start Excerpted data

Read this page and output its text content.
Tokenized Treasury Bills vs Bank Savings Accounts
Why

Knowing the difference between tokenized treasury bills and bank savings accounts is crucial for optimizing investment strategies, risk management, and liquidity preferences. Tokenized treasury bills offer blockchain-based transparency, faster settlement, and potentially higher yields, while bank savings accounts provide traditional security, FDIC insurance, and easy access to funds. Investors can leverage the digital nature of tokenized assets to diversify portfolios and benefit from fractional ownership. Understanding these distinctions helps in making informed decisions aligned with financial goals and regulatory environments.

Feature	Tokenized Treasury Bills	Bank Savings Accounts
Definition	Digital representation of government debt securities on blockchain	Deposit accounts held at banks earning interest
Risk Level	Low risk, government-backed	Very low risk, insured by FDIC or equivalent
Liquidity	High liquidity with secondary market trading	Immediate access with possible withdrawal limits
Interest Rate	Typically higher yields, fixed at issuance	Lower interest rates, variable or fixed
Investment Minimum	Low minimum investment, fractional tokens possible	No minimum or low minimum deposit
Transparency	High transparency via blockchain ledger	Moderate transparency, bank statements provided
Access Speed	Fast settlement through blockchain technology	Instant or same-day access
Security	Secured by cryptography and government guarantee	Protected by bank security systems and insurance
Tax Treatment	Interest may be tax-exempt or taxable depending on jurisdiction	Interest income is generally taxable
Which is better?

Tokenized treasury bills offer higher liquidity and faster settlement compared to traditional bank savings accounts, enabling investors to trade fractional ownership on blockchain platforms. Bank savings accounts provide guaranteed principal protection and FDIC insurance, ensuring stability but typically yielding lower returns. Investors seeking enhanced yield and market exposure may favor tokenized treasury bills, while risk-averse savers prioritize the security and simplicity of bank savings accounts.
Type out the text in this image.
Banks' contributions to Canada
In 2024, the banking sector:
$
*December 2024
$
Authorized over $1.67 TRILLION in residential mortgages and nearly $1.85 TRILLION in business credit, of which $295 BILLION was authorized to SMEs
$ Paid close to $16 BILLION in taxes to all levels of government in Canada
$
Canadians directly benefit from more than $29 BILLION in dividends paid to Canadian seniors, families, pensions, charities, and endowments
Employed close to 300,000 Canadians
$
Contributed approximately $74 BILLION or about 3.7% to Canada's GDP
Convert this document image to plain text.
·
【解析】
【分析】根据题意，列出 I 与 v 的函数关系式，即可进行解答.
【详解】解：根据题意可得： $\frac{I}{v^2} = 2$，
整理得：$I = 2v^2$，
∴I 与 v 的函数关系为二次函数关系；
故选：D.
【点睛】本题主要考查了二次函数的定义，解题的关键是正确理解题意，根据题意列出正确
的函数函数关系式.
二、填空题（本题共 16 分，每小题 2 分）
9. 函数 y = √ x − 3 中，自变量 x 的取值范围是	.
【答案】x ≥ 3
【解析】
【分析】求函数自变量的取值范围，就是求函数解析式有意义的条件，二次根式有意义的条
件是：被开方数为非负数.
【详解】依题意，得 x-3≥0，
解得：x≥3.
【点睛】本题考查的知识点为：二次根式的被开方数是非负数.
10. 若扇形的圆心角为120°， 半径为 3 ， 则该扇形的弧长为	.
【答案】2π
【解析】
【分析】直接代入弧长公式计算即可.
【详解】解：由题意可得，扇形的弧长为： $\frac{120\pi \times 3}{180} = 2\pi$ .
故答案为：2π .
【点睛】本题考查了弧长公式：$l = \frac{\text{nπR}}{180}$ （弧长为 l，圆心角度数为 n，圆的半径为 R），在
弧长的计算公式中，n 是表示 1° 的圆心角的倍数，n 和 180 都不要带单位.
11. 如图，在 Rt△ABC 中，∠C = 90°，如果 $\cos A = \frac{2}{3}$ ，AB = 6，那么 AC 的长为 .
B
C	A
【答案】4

end Excerpted data

> Required work:
Give every line of the material again, exactly as it reads.

> Solved problem:
Read this page and output its text content.
Tokenized Treasury Bills vs Bank Savings Accounts
Why

Knowing the difference between tokenized treasury bills and bank savings accounts is crucial for optimizing investment strategies, risk management, and liquidity preferences. Tokenized treasury bills offer blockchain-based transparency, faster settlement, and potentially higher yields, while bank savings accounts provide traditional security, FDIC insurance, and easy access to funds. Investors can leverage the digital nature of tokenized assets to diversify portfolios and benefit from fractional ownership. Understanding these distinctions helps in making informed decisions aligned with financial goals and regulatory environments.

Feature	Tokenized Treasury Bills	Bank Savings Accounts
Definition	Digital representation of government debt securities on blockchain	Deposit accounts held at banks earning interest
Risk Level	Low risk, government-backed	Very low risk, insured by FDIC or equivalent
Liquidity	High liquidity with secondary market trading	Immediate access with possible withdrawal limits
Interest Rate	Typically higher yields, fixed at issuance	Lower interest rates, variable or fixed
Investment Minimum	Low minimum investment, fractional tokens possible	No minimum or low minimum deposit
Transparency	High transparency via blockchain ledger	Moderate transparency, bank statements provided
Access Speed	Fast settlement through blockchain technology	Instant or same-day access
Security	Secured by cryptography and government guarantee	Protected by bank security systems and insurance
Tax Treatment	Interest may be tax-exempt or taxable depending on jurisdiction	Interest income is generally taxable
Which is better?

Tokenized treasury bills offer higher liquidity and faster settlement compared to traditional bank savings accounts, enabling investors to trade fractional ownership on blockchain platforms. Bank savings accounts provide guaranteed principal protection and FDIC insurance, ensuring stability but typically yielding lower returns. Investors seeking enhanced yield and market exposure may favor tokenized treasury bills, while risk-averse savers prioritize the security and simplicity of bank savings accounts.
Type out the text in this image.
Banks' contributions to Canada
In 2024, the banking sector:
$
*December 2024
$
Authorized over $1.67 TRILLION in residential mortgages and nearly $1.85 TRILLION in business credit, of which $295 BILLION was authorized to SMEs
$ Paid close to $16 BILLION in taxes to all levels of government in Canada
$
Canadians directly benefit from more than $29 BILLION in dividends paid to Canadian seniors, families, pensions, charities, and endowments
Employed close to 300,000 Canadians
$
Contributed approximately $74 BILLION or about 3.7% to Canada's GDP
Convert this document image to plain text.
·
【解析】
【分析】根据题意，列出 I 与 v 的函数关系式，即可进行解答.
【详解】解：根据题意可得： $\frac{I}{v^2} = 2$，
整理得：$I = 2v^2$，
∴I 与 v 的函数关系为二次函数关系；
故选：D.
【点睛】本题主要考查了二次函数的定义，解题的关键是正确理解题意，根据题意列出正确
的函数函数关系式.
二、填空题（本题共 16 分，每小题 2 分）
9. 函数 y = √ x − 3 中，自变量 x 的取值范围是	.
【答案】x ≥ 3
【解析】
【分析】求函数自变量的取值范围，就是求函数解析式有意义的条件，二次根式有意义的条
件是：被开方数为非负数.
【详解】依题意，得 x-3≥0，
解得：x≥3.
【点睛】本题考查的知识点为：二次根式的被开方数是非负数.
10. 若扇形的圆心角为120°， 半径为 3 ， 则该扇形的弧长为	.
【答案】2π
【解析】
【分析】直接代入弧长公式计算即可.
【详解】解：由题意可得，扇形的弧长为： $\frac{120\pi \times 3}{180} = 2\pi$ .
故答案为：2π .
【点睛】本题考查了弧长公式：$l = \frac{\text{nπR}}{180}$ （弧长为 l，圆心角度数为 n，圆的半径为 R），在
弧长的计算公式中，n 是表示 1° 的圆心角的倍数，n 和 180 都不要带单位.
11. 如图，在 Rt△ABC 中，∠C = 90°，如果 $\cos A = \frac{2}{3}$ ，AB = 6，那么 AC 的长为 .
B
C	A
【答案】4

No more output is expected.